→ YOUR TASK
Select every line below containing the word "ಅವರನ".

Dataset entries
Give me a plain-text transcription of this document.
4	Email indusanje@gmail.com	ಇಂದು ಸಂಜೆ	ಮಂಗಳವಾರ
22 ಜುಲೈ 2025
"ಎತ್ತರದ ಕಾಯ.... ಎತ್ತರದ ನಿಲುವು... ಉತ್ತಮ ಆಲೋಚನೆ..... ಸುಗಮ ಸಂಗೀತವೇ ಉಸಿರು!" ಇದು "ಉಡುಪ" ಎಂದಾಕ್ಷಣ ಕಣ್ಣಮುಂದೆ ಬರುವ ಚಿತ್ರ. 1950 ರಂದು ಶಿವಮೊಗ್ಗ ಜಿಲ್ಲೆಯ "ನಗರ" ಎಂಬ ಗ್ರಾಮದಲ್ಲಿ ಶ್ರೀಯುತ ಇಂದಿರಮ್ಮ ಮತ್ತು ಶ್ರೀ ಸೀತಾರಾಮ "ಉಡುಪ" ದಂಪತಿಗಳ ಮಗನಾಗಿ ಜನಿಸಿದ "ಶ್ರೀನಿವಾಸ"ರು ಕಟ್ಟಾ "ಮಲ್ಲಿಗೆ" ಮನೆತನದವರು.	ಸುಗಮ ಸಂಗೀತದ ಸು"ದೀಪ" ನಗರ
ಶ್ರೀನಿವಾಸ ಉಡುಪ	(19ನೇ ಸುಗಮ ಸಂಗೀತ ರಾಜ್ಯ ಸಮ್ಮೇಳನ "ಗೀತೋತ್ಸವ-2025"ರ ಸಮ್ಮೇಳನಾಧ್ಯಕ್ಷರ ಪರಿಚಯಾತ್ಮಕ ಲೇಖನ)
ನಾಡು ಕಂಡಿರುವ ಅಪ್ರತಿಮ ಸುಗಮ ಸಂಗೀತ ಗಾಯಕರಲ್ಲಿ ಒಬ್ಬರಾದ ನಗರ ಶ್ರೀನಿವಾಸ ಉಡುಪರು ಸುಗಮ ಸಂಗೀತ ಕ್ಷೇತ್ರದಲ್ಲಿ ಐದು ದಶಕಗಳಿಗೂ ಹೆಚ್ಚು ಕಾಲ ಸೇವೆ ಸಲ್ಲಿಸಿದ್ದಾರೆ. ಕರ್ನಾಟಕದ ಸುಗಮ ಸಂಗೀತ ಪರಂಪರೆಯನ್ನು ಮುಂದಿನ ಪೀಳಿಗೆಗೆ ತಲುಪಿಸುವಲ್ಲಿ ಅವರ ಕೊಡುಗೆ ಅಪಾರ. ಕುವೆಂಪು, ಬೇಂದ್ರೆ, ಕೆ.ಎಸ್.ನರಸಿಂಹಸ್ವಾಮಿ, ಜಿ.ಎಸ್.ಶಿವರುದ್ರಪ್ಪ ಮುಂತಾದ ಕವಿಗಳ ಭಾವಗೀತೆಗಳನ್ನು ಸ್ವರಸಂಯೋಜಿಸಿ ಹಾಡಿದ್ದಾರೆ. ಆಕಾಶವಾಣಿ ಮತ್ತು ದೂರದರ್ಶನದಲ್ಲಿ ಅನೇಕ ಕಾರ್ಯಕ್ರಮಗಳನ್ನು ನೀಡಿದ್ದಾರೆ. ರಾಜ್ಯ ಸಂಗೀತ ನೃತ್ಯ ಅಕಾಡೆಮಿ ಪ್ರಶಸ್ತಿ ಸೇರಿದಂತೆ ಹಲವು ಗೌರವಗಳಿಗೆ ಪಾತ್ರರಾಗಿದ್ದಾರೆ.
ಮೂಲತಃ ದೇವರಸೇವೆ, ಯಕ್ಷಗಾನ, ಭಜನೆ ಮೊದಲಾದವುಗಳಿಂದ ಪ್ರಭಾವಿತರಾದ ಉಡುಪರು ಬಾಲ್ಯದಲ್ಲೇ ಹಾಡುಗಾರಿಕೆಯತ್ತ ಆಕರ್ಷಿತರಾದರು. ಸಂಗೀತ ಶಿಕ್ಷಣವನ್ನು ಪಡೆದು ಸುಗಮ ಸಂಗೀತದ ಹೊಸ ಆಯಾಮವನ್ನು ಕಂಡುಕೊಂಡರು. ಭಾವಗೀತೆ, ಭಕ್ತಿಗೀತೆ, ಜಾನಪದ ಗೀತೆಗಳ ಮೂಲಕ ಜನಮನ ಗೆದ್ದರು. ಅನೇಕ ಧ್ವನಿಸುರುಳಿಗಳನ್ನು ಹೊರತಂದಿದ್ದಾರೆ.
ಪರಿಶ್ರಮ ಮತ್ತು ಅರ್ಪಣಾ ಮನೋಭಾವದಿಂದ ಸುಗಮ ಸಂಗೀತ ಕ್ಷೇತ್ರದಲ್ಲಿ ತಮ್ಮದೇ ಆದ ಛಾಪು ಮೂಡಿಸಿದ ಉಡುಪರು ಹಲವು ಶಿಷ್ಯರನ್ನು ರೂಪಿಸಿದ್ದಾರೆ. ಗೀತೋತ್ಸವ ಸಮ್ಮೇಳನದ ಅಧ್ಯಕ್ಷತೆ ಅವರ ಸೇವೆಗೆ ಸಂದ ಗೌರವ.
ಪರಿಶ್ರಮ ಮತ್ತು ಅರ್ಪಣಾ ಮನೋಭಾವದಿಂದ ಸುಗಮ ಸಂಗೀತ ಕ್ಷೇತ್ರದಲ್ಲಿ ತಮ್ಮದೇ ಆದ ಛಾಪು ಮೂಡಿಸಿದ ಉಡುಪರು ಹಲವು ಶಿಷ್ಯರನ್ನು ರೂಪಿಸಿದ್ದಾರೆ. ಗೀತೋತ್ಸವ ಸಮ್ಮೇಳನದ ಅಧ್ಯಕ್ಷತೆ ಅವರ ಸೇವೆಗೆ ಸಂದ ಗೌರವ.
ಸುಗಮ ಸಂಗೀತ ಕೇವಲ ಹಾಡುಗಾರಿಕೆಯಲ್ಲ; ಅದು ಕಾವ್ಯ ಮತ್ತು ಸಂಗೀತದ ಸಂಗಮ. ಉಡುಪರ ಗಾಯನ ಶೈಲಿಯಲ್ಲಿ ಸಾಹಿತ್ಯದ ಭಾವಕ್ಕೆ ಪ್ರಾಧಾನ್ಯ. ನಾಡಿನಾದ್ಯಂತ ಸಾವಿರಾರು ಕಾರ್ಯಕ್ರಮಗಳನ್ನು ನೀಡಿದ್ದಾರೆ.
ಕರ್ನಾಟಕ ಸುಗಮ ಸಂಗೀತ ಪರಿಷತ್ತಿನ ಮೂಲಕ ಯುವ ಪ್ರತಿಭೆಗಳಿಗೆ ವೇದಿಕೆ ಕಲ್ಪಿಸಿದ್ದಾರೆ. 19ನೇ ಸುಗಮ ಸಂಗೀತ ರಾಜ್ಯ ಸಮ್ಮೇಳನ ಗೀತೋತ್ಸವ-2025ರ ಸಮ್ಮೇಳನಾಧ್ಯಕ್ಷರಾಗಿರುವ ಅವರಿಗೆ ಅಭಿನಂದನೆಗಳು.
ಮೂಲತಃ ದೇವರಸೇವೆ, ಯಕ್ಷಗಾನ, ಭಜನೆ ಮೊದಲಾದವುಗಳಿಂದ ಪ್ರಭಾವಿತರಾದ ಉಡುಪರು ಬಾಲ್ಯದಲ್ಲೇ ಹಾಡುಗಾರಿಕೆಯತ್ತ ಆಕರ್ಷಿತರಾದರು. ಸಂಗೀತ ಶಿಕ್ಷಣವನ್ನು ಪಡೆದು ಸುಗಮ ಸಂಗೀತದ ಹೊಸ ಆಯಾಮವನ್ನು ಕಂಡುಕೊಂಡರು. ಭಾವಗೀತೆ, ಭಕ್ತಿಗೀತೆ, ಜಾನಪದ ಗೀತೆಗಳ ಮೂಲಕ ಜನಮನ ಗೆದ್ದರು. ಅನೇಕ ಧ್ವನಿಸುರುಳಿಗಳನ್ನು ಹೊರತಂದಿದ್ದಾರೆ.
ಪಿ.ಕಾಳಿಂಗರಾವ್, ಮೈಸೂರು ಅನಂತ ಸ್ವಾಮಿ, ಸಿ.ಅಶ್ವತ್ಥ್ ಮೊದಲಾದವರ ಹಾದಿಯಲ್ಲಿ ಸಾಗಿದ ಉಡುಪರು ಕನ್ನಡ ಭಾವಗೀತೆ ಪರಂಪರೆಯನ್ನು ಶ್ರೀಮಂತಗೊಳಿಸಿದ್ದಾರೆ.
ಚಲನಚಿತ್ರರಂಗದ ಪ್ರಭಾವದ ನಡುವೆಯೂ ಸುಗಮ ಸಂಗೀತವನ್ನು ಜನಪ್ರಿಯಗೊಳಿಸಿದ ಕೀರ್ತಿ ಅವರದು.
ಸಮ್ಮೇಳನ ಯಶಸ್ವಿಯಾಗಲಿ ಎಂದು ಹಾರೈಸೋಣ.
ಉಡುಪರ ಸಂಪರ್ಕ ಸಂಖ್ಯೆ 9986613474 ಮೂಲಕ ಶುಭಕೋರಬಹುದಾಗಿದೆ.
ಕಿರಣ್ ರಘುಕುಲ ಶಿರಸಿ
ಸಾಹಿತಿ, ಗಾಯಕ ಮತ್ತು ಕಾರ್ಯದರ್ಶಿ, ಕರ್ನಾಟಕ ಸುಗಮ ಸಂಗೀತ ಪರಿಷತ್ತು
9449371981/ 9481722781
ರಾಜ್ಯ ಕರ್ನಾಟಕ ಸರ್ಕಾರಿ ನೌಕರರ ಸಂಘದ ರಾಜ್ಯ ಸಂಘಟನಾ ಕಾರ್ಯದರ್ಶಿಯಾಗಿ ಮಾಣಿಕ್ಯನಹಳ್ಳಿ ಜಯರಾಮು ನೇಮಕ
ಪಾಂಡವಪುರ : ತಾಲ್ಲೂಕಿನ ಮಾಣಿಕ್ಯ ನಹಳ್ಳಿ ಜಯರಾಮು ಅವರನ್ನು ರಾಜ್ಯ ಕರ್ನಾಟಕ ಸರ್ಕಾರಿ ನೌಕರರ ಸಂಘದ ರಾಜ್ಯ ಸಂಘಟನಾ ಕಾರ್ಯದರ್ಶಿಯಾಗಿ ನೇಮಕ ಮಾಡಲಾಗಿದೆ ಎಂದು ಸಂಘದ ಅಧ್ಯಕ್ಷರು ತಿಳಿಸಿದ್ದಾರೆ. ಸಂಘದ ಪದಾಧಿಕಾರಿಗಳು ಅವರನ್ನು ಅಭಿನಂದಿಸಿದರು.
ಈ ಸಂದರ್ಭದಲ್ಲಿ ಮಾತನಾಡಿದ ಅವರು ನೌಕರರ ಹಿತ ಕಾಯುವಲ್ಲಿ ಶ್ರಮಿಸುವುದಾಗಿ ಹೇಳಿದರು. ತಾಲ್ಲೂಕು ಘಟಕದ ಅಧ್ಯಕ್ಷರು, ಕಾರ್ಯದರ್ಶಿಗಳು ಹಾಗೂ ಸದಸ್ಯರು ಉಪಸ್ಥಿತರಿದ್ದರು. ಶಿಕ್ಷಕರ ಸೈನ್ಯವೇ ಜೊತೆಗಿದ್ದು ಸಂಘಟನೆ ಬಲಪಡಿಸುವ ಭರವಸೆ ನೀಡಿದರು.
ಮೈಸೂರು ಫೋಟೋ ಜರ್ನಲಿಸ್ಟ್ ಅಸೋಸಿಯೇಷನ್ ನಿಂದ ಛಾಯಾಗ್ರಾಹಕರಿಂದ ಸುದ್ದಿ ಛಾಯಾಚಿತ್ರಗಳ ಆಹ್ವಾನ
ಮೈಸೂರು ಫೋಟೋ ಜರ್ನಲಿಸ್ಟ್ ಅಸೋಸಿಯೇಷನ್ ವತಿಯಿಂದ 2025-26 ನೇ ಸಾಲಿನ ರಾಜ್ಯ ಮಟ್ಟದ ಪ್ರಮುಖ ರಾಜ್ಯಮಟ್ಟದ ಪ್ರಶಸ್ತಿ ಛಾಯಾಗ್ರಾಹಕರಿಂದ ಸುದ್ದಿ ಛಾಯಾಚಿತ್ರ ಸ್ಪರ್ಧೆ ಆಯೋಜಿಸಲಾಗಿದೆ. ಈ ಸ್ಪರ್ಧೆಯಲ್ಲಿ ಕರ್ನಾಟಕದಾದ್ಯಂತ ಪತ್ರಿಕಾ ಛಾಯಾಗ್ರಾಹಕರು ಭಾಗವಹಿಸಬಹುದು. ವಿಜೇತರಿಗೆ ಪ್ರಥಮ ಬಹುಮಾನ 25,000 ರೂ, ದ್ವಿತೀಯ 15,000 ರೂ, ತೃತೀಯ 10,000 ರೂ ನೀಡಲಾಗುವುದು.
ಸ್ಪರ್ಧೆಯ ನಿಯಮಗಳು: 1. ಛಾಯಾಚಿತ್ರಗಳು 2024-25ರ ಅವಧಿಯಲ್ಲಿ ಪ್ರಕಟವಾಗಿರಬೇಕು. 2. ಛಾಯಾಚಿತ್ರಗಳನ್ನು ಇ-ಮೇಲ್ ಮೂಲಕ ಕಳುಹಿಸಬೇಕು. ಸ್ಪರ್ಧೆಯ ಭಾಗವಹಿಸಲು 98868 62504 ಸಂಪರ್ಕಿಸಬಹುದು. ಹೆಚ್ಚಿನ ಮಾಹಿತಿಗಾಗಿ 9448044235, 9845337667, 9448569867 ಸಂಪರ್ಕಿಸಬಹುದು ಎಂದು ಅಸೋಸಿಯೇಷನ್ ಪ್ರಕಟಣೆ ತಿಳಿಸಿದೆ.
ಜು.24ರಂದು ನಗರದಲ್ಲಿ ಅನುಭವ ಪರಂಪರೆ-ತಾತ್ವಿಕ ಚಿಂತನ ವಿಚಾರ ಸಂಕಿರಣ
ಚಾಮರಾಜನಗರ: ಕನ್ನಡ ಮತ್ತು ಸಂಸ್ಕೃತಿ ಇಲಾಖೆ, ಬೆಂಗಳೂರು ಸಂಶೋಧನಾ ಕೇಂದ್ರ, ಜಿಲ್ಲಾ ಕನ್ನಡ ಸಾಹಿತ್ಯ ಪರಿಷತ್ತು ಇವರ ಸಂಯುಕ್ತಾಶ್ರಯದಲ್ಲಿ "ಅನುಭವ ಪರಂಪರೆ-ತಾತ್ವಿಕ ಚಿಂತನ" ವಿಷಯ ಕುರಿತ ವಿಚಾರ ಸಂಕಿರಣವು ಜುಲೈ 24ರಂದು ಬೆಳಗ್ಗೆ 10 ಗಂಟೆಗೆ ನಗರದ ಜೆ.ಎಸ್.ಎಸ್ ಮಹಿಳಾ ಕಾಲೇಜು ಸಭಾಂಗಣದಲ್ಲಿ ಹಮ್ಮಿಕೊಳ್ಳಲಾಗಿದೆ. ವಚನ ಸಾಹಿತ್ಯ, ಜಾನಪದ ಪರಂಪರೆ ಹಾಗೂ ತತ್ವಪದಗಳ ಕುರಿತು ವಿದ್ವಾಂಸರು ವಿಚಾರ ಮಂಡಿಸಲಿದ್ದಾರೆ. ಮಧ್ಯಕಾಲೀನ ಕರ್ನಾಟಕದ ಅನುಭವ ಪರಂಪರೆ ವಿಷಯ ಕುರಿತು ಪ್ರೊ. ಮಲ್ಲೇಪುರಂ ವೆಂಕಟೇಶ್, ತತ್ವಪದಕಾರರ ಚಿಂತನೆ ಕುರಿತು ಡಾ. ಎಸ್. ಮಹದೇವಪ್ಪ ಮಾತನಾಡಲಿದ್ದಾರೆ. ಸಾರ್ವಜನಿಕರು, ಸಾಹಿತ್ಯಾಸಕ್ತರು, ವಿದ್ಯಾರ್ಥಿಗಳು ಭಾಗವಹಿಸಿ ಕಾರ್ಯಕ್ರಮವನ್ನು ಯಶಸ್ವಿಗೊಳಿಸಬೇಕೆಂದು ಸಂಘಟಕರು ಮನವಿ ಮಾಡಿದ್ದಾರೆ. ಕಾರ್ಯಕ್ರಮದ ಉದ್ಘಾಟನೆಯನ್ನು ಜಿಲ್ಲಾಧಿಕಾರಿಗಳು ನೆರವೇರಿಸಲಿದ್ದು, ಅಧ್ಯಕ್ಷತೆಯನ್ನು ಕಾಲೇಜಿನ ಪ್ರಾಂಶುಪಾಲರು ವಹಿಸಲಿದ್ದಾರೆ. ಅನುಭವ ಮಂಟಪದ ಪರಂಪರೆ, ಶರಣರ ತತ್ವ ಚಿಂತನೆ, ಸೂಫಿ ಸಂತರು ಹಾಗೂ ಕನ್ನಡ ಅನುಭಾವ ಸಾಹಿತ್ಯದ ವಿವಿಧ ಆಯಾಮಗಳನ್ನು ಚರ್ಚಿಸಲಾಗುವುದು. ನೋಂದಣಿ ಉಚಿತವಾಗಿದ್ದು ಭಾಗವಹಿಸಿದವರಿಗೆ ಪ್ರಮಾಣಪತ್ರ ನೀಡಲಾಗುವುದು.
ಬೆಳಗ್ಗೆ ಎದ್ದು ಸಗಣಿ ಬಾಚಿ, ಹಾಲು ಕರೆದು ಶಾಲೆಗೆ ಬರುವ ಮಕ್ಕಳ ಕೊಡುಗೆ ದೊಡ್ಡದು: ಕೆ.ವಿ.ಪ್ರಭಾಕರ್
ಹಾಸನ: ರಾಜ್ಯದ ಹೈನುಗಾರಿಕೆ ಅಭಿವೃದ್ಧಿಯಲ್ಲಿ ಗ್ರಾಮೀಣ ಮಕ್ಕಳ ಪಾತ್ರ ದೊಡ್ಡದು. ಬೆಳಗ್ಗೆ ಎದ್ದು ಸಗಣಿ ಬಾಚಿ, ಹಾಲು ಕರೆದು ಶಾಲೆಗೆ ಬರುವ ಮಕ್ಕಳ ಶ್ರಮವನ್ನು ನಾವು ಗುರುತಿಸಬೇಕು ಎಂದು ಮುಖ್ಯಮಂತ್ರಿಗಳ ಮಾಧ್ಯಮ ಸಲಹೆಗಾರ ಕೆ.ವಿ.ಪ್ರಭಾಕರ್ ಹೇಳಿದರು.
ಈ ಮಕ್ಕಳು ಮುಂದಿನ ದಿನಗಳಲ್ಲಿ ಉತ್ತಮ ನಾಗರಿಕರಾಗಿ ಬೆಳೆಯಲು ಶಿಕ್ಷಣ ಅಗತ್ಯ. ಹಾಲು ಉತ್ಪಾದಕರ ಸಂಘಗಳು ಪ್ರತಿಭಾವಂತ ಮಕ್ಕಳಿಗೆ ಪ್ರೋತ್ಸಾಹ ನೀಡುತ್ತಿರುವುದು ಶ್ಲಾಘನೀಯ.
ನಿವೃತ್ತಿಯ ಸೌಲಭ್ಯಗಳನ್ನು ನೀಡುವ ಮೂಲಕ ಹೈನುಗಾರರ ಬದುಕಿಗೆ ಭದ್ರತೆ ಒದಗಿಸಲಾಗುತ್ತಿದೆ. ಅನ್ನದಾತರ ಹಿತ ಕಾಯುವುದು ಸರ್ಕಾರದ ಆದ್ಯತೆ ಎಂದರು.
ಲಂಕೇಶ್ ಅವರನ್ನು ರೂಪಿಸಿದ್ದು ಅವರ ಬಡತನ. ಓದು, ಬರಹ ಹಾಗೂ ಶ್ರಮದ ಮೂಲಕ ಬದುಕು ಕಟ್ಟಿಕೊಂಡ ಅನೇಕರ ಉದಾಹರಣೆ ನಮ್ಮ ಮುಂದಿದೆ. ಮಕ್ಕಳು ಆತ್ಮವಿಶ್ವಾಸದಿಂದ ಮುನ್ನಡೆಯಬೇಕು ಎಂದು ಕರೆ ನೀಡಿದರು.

→ WRITTEN ANSWER
ಪಾಂಡವಪುರ : ತಾಲ್ಲೂಕಿನ ಮಾಣಿಕ್ಯ ನಹಳ್ಳಿ ಜಯರಾಮು ಅವರನ್ನು ರಾಜ್ಯ ಕರ್ನಾಟಕ ಸರ್ಕಾರಿ ನೌಕರರ ಸಂಘದ ರಾಜ್ಯ ಸಂಘಟನಾ ಕಾರ್ಯದರ್ಶಿಯಾಗಿ ನೇಮಕ ಮಾಡಲಾಗಿದೆ ಎಂದು ಸಂಘದ ಅಧ್ಯಕ್ಷರು ತಿಳಿಸಿದ್ದಾರೆ. ಸಂಘದ ಪದಾಧಿಕಾರಿಗಳು ಅವರನ್ನು ಅಭಿನಂದಿಸಿದರು.
ಲಂಕೇಶ್ ಅವರನ್ನು ರೂಪಿಸಿದ್ದು ಅವರ ಬಡತನ. ಓದು, ಬರಹ ಹಾಗೂ ಶ್ರಮದ ಮೂಲಕ ಬದುಕು ಕಟ್ಟಿಕೊಂಡ ಅನೇಕರ ಉದಾಹರಣೆ ನಮ್ಮ ಮುಂದಿದೆ. ಮಕ್ಕಳು ಆತ್ಮವಿಶ್ವಾಸದಿಂದ ಮುನ್ನಡೆಯಬೇಕು ಎಂದು ಕರೆ ನೀಡಿದರು.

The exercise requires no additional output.